EXERCISE DIRECTIONS :: Write the records out again, keeping each line exactly as it is.

·····

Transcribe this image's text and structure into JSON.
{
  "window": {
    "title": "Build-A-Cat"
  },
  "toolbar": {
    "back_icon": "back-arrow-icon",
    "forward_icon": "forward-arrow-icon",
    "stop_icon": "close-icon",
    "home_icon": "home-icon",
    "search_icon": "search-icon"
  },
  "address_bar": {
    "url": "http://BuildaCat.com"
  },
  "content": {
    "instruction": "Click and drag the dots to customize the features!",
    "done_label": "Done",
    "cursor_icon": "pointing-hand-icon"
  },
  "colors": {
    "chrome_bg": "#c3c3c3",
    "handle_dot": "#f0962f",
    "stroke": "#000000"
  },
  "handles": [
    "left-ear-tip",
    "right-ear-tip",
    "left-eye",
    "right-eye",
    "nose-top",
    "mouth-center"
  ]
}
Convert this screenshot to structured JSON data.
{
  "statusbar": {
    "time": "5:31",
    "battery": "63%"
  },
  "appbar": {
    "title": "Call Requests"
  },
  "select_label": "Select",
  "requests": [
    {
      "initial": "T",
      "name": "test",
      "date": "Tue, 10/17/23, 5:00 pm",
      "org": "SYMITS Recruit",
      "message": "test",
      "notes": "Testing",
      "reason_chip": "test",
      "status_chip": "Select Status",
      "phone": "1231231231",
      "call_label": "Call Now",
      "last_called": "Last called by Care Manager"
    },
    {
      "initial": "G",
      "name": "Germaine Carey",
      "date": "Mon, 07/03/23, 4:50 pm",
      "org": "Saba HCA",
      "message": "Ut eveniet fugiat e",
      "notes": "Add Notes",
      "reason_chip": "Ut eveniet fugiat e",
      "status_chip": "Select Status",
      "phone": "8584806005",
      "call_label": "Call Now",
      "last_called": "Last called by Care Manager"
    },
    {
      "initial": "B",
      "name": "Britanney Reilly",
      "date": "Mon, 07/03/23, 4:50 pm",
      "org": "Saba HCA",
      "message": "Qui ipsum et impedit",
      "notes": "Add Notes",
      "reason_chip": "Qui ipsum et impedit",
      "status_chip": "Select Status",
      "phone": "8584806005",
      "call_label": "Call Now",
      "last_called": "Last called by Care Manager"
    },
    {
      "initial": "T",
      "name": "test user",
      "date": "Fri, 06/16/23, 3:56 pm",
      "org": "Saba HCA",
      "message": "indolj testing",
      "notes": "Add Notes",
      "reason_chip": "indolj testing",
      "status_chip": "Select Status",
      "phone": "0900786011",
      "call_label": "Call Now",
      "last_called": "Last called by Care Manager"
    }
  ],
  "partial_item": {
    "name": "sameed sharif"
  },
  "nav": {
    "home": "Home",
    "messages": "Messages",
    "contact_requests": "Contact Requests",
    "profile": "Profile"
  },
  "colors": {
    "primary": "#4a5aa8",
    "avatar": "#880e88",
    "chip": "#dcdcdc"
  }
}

·····

THE RESULT ::
Transcribe this image's text and structure into JSON.
{
  "window": {
    "title": "Build-A-Cat"
  },
  "toolbar": {
    "back_icon": "back-arrow-icon",
    "forward_icon": "forward-arrow-icon",
    "stop_icon": "close-icon",
    "home_icon": "home-icon",
    "search_icon": "search-icon"
  },
  "address_bar": {
    "url": "http://BuildaCat.com"
  },
  "content": {
    "instruction": "Click and drag the dots to customize the features!",
    "done_label": "Done",
    "cursor_icon": "pointing-hand-icon"
  },
  "colors": {
    "chrome_bg": "#c3c3c3",
    "handle_dot": "#f0962f",
    "stroke": "#000000"
  },
  "handles": [
    "left-ear-tip",
    "right-ear-tip",
    "left-eye",
    "right-eye",
    "nose-top",
    "mouth-center"
  ]
}
Convert this screenshot to structured JSON data.
{
  "statusbar": {
    "time": "5:31",
    "battery": "63%"
  },
  "appbar": {
    "title": "Call Requests"
  },
  "select_label": "Select",
  "requests": [
    {
      "initial": "T",
      "name": "test",
      "date": "Tue, 10/17/23, 5:00 pm",
      "org": "SYMITS Recruit",
      "message": "test",
      "notes": "Testing",
      "reason_chip": "test",
      "status_chip": "Select Status",
      "phone": "1231231231",
      "call_label": "Call Now",
      "last_called": "Last called by Care Manager"
    },
    {
      "initial": "G",
      "name": "Germaine Carey",
      "date": "Mon, 07/03/23, 4:50 pm",
      "org": "Saba HCA",
      "message": "Ut eveniet fugiat e",
      "notes": "Add Notes",
      "reason_chip": "Ut eveniet fugiat e",
      "status_chip": "Select Status",
      "phone": "8584806005",
      "call_label": "Call Now",
      "last_called": "Last called by Care Manager"
    },
    {
      "initial": "B",
      "name": "Britanney Reilly",
      "date": "Mon, 07/03/23, 4:50 pm",
      "org": "Saba HCA",
      "message": "Qui ipsum et impedit",
      "notes": "Add Notes",
      "reason_chip": "Qui ipsum et impedit",
      "status_chip": "Select Status",
      "phone": "8584806005",
      "call_label": "Call Now",
      "last_called": "Last called by Care Manager"
    },
    {
      "initial": "T",
      "name": "test user",
      "date": "Fri, 06/16/23, 3:56 pm",
      "org": "Saba HCA",
      "message": "indolj testing",
      "notes": "Add Notes",
      "reason_chip": "indolj testing",
      "status_chip": "Select Status",
      "phone": "0900786011",
      "call_label": "Call Now",
      "last_called": "Last called by Care Manager"
    }
  ],
  "partial_item": {
    "name": "sameed sharif"
  },
  "nav": {
    "home": "Home",
    "messages": "Messages",
    "contact_requests": "Contact Requests",
    "profile": "Profile"
  },
  "colors": {
    "primary": "#4a5aa8",
    "avatar": "#880e88",
    "chip": "#dcdcdc"
  }
}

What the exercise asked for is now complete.